▶ [EXTRAIT DU TEXTE]:
- - -

Après avoir pas mal galéré à trouver Troutamn Street et passé plusieurs dizaines de minutes à me perdre dans les rues de Bushwick, quartier mythique et riche en histoire de Brooklyn, je finis enfin par trouver l’endroit où j’avais rendez-vous: the House Of Soul. De l’extérieur, la bâtisse ressemble plus à un repère de junkies accros au crack qu’au berceau de la nouvelle scène Soul qui ne cesse de faire parler d’elle depuis plus de dix ans. Aucun signe extérieur distinctif, à part un autocollant sur la boîte aux lettres représentant un dessin d’un globe terrestre embrassé par un bandeau sur lequel sont inscrits sept lettres: D-A-P-T-O-N-E. J’y suis bel et bien arrivé.
Daptone a été créé il y a un peu plus de dix ans, par Neal Sugarman et Gabe Roth, deux musiciens de formation, qui souhaitaient apporter leur vision de la Soul et de la Funk dans le paysage musical du début des années 2000. Plus qu’un simple projet, Daptone est une aventure, un label mas aussi un lieu, oeuvrant pour la diffusion et la conservation de ces styles de musiques, parfois un peu trop oubliés. Un label artisanal, produisant des albums avec une touche de vintage mais tout en restant très moderne et entouré d’artistes talentueux désormais considérés comme le fleuron de la scène Soul actuelle, voilà comment on pourrait résumer Daptone en quelques mots. Mais son histoire est riche et surprenante, et ce serait même irrespectueux de ne se restreindre qu’à ça.
Guidé par Neal dans les différentes pièces de la House of Soul, passant du studio, à la galerie des vinyles, jusqu’aux toilettes où est accroché au mur le Disque de Platine d’Amy Winehouse (et oui l’album Back To Black c’était eux !), ce dernier me raconte quelques anecdotes sur cet endroit et sur tous les musiciens qui y sont passés. L’énergie et l’ambiance qui s’en dégagent sont incroyables et semblables à un lieu saint. Et moi, en tant que pèlerin fidèle, je ne peux m’empêcher de m’extasier devant chaque objet de cette maison. Puis sans m’en rendre compte, les questions deviennent plus sérieuses et notre entretien commence à prendre forme… Rencontre avec le “Pape” de la scène Soul actuelle.

- - -

▶ [INFORMATIONS FOURNIES]:
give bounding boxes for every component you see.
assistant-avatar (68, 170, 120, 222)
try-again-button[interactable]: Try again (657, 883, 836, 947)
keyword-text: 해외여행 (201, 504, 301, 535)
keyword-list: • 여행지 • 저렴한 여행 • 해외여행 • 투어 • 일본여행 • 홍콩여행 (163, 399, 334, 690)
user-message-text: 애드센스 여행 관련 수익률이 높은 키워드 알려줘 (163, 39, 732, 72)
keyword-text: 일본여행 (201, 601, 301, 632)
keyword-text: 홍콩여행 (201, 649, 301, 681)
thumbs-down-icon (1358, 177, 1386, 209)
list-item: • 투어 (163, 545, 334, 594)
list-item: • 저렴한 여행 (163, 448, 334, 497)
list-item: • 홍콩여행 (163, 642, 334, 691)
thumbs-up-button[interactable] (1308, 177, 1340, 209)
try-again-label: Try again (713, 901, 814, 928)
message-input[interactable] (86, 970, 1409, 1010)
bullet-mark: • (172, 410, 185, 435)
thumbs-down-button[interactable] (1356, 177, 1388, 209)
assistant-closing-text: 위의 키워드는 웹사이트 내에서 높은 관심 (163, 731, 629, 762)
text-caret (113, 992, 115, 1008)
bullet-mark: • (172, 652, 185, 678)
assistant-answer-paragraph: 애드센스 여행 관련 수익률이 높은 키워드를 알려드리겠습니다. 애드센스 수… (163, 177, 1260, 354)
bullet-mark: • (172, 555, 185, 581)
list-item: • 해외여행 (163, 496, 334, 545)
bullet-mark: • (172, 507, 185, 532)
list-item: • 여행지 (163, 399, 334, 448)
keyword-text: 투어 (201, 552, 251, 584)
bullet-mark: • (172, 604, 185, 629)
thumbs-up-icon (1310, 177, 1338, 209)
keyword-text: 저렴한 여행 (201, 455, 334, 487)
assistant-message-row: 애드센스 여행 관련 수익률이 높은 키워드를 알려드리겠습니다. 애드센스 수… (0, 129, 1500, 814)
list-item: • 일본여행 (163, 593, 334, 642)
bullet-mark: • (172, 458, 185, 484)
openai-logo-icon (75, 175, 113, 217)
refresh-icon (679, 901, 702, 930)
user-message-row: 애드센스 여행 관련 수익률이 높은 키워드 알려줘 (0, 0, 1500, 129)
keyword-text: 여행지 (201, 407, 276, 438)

- - -

▶ [EXERCICES À RÉALISER]:
**1.** Répondez aux questions suivantes à l'aide du texte sur Daptone :
(a) Dans quel quartier de Brooklyn se trouve la House of Soul ?
(b) Par qui Daptone a-t-il été créé ?
(c) Quel objet est accroché au mur des toilettes ?
**2.** Dans le texte sur Daptone, modifiez tout le passage depuis « Après avoir pas » jusqu'à « et bien arrivé. » en remplaçant « boîte aux lettres » par « porte d'entrée ».
**3.** Donnez la suite du récit de la visite de la House of Soul en reprenant après sa dernière phrase.

▶ [CORRIGÉ DE L'EXERCICE]:
**1.**
(a) Bushwick.
(b) Neal Sugarman et Gabe Roth.
(c) Le Disque de Platine d'Amy Winehouse.

**2.**
Après avoir pas mal galéré à trouver Troutamn Street et passé plusieurs dizaines de minutes à me perdre dans les rues de Bushwick, quartier mythique et riche en histoire de Brooklyn, je finis enfin par trouver l’endroit où j’avais rendez-vous: the House Of Soul. De l’extérieur, la bâtisse ressemble plus à un repère de junkies accros au crack qu’au berceau de la nouvelle scène Soul qui ne cesse de faire parler d’elle depuis plus de dix ans. Aucun signe extérieur distinctif, à part un autocollant sur la porte d'entrée représentant un dessin d’un globe terrestre embrassé par un bandeau sur lequel sont inscrits sept lettres: D-A-P-T-O-N-E. J’y suis bel et bien arrivé.

**3.**
– Commençons par le commencement Neal : peux-tu nous dire comment tu es arrivé dans la Soul et la Funk ?
Je suis saxophoniste à la base. Et il n’y a pas d’autres genres de musiques plus intéressants que la Soul et la Funk quand tu fais de cet instrument. J’étudiais le saxo à l’école et à cette époque tous mes camarades de classe s’imaginaient en nouvelle star du Jazz et ne restaient focalisé que sur ce type de musique. Moi à cet âge-là, j’étais déjà plus attiré par le Blues.
En emménageant à La Nouvelle-Orléans j’ai commencé à jouer avec des musiciens de R’n’B, des grands chanteurs de Soul et de Funk. Ça m’a vraiment marqué. Quand je suis revenu à New-York, j’ai voulu monter un groupe Soul-Jazz qui par la suite, est devenu The Sugarman 3. C’est comme ça que j’ai rencontré Gabe Roth et Phil Lehman qui géraient à l’époque Desco Records.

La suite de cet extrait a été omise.